- _What you will do_
Search the records for the word "with" and pick out every line that has it.

- _Data provided_
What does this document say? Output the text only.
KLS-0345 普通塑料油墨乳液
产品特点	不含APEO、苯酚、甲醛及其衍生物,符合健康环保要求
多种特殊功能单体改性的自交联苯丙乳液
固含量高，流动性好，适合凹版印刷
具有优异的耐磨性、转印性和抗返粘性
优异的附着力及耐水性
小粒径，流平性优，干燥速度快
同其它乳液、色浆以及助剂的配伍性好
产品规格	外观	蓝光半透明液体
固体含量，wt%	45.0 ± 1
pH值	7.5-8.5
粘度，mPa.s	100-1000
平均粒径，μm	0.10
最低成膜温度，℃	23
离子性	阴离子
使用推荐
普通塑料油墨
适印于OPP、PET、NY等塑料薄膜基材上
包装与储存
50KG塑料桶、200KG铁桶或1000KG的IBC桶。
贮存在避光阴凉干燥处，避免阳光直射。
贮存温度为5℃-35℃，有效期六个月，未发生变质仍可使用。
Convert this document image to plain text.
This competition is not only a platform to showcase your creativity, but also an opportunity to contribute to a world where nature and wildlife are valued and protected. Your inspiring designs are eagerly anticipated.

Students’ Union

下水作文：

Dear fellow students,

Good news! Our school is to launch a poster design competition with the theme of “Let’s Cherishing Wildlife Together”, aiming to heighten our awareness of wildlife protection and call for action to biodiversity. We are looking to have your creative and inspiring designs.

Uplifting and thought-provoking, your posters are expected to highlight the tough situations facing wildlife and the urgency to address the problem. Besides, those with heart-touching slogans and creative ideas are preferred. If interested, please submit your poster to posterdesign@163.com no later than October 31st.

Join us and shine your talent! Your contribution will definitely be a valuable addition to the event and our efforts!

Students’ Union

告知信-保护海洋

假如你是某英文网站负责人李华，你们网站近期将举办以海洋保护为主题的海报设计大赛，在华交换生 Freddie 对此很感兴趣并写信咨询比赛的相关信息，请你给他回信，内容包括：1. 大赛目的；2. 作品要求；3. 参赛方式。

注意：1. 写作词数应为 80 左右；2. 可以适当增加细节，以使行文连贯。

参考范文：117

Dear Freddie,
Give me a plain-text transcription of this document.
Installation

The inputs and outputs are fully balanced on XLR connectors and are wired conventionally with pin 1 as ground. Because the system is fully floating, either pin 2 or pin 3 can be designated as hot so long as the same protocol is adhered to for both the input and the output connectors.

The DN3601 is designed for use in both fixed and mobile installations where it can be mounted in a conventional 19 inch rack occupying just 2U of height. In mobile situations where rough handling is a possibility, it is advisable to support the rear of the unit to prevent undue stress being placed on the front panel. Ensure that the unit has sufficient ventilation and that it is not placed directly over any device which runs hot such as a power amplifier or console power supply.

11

- _Correct answer_
Good news! Our school is to launch a poster design competition with the theme of “Let’s Cherishing Wildlife Together”, aiming to heighten our awareness of wildlife protection and call for action to biodiversity. We are looking to have your creative and inspiring designs.
Uplifting and thought-provoking, your posters are expected to highlight the tough situations facing wildlife and the urgency to address the problem. Besides, those with heart-touching slogans and creative ideas are preferred. If interested, please submit your poster to posterdesign@163.com no later than October 31st.
The inputs and outputs are fully balanced on XLR connectors and are wired conventionally with pin 1 as ground. Because the system is fully floating, either pin 2 or pin 3 can be designated as hot so long as the same protocol is adhered to for both the input and the output connectors.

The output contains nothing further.